* Set exercise *
Every line below that holds the string "ROOF" should be copied out.
------ Given data ------
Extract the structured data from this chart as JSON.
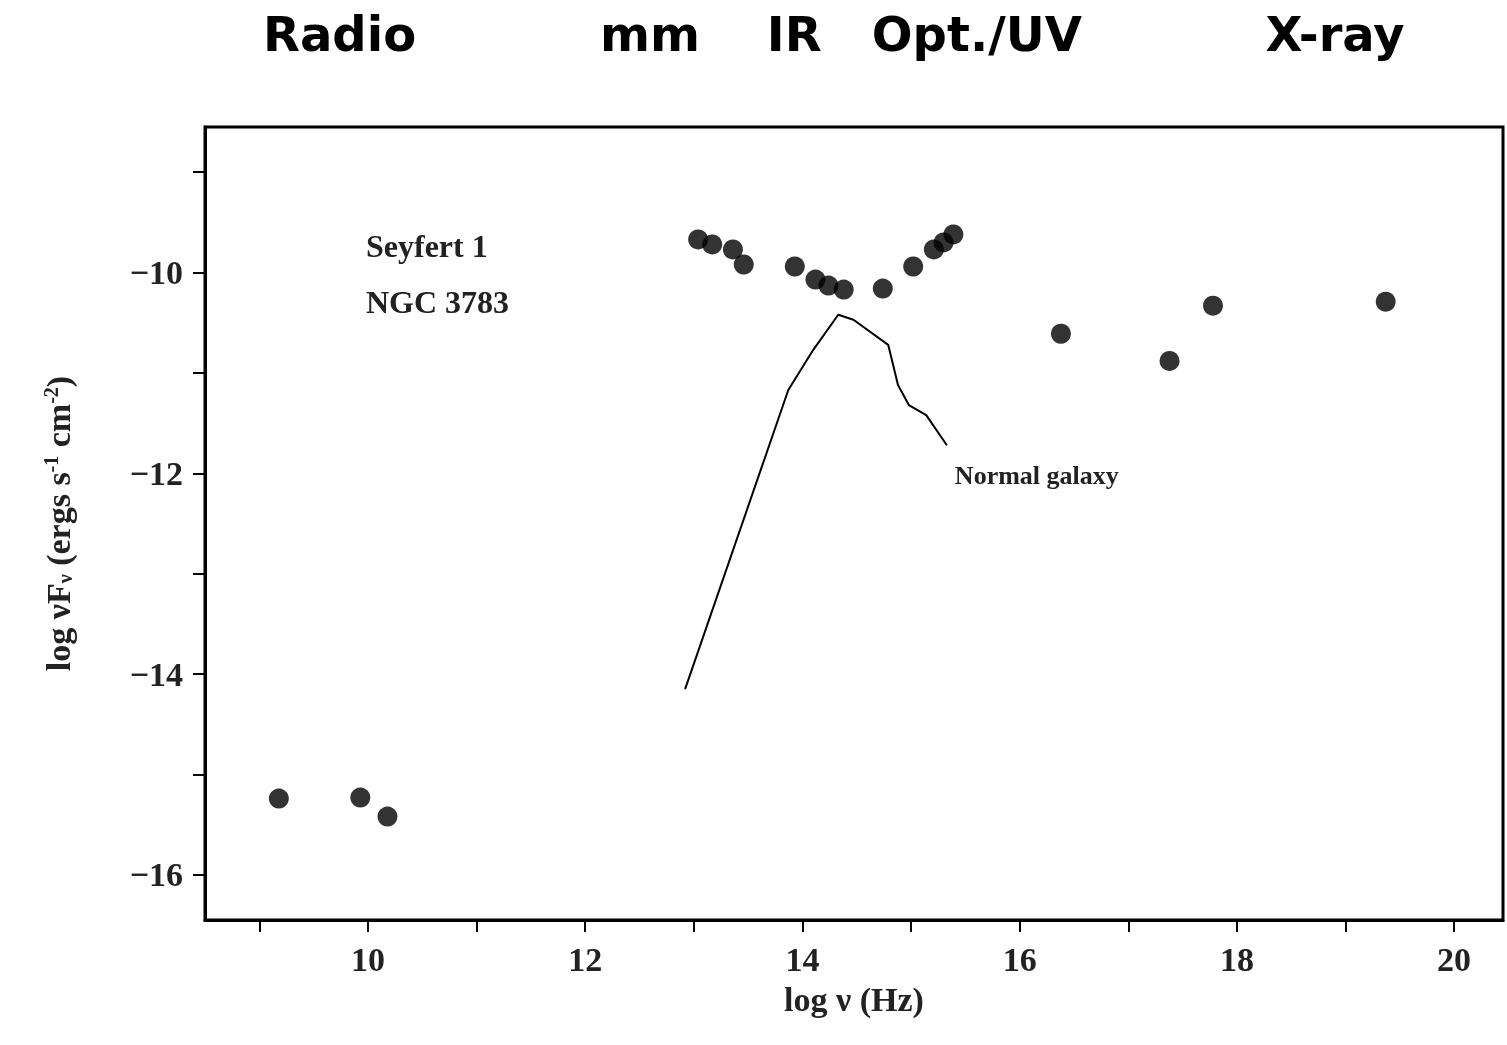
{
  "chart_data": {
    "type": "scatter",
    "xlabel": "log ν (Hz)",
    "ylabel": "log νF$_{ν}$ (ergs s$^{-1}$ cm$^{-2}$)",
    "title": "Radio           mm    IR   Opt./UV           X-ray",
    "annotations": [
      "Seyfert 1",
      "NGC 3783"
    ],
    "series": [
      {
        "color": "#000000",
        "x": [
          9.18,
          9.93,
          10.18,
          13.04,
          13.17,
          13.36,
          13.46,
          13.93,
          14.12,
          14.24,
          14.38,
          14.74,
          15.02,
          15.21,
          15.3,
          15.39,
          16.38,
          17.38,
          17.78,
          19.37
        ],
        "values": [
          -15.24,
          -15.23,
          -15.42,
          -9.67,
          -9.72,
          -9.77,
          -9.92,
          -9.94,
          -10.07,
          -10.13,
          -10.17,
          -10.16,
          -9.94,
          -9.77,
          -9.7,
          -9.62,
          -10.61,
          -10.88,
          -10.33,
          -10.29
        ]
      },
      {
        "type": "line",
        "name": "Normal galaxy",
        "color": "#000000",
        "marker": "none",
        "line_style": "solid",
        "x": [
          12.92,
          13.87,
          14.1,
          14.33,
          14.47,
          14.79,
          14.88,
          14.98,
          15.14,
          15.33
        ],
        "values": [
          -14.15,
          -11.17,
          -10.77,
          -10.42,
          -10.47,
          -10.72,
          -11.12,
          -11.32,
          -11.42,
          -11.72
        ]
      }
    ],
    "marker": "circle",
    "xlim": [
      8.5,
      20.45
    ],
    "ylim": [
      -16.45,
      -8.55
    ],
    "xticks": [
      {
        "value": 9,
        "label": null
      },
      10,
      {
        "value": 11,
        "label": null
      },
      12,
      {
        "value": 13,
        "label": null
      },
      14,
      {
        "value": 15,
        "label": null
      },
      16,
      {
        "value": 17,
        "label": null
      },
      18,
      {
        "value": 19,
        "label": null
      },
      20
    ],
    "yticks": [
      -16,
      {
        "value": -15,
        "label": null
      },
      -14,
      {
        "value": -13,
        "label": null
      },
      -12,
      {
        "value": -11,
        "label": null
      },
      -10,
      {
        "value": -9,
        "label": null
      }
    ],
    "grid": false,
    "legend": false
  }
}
------
------ Given data ------
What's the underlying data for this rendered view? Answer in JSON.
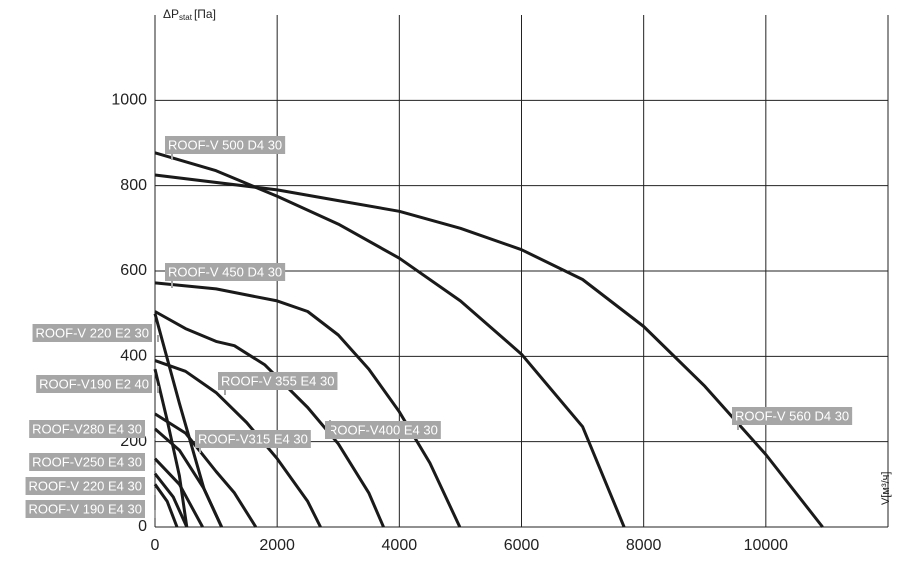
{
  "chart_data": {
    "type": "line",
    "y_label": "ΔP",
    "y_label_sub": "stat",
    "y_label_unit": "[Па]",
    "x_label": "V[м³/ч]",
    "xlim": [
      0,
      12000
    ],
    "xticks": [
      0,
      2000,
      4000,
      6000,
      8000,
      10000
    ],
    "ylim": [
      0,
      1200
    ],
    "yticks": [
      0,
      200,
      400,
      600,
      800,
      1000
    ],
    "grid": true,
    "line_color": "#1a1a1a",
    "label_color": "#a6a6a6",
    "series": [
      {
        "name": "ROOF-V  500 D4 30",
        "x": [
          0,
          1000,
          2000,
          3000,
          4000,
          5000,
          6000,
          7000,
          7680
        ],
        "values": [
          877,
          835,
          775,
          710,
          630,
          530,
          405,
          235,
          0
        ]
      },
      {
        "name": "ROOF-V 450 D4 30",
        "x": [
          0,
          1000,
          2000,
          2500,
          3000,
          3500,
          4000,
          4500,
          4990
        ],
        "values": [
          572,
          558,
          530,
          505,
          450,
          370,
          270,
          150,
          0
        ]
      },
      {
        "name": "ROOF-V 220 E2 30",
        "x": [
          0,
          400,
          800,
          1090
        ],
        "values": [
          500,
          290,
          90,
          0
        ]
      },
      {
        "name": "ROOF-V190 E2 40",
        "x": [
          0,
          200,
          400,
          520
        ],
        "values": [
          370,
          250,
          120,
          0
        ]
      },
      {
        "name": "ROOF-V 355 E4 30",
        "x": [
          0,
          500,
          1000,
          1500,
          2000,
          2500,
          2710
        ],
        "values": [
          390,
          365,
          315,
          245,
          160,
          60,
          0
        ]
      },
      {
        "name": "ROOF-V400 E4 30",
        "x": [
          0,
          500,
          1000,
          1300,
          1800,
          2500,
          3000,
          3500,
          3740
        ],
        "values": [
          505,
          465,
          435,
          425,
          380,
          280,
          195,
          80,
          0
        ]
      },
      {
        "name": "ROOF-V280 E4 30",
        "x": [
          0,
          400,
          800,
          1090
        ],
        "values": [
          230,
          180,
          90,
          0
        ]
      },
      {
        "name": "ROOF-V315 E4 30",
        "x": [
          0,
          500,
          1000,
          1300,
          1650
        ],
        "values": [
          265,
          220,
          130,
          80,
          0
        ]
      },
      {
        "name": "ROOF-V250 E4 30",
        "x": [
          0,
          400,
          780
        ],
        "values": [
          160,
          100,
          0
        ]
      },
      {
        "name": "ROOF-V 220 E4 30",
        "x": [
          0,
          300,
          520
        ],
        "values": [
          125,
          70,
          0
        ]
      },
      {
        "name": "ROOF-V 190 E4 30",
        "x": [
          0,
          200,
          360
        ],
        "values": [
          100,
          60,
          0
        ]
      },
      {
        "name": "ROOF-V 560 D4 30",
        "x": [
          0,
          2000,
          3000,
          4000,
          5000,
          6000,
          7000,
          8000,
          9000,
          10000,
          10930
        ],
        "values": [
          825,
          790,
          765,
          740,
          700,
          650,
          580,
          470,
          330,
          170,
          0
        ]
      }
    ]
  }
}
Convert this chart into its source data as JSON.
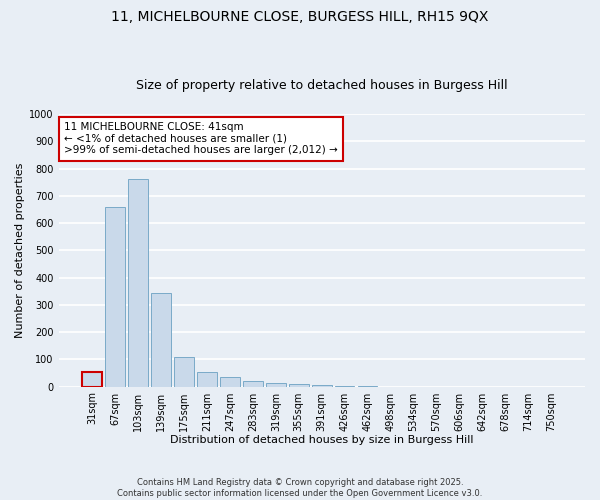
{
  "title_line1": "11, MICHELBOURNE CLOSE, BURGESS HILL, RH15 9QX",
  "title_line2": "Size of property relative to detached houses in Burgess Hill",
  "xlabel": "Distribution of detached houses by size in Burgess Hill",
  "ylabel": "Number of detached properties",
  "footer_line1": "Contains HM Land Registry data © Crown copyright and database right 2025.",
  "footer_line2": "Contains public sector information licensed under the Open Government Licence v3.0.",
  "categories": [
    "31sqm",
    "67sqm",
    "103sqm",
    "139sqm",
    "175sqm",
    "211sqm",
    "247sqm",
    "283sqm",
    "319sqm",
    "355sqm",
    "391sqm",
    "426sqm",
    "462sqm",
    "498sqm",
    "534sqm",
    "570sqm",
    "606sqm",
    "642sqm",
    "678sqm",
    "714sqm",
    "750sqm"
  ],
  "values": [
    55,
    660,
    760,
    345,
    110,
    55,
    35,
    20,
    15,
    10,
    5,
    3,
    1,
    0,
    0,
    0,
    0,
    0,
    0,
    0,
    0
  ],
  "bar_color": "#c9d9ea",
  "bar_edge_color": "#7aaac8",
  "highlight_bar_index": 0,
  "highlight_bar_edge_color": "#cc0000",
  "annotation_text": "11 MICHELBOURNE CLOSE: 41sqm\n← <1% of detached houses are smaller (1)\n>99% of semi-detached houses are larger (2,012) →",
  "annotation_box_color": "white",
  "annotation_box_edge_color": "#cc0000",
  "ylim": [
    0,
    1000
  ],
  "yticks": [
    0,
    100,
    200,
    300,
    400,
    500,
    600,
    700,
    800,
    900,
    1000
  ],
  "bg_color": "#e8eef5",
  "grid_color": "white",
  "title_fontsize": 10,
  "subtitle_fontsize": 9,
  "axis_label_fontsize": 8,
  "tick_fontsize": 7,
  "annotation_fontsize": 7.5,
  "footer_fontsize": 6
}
------
* Result of the task *
        "name": "ROOF-V  500 D4 30",
        "name": "ROOF-V 450 D4 30",
        "name": "ROOF-V 220 E2 30",
        "name": "ROOF-V190 E2 40",
        "name": "ROOF-V 355 E4 30",
        "name": "ROOF-V400 E4 30",
        "name": "ROOF-V280 E4 30",
        "name": "ROOF-V315 E4 30",
        "name": "ROOF-V250 E4 30",
        "name": "ROOF-V 220 E4 30",
        "name": "ROOF-V 190 E4 30",
        "name": "ROOF-V 560 D4 30",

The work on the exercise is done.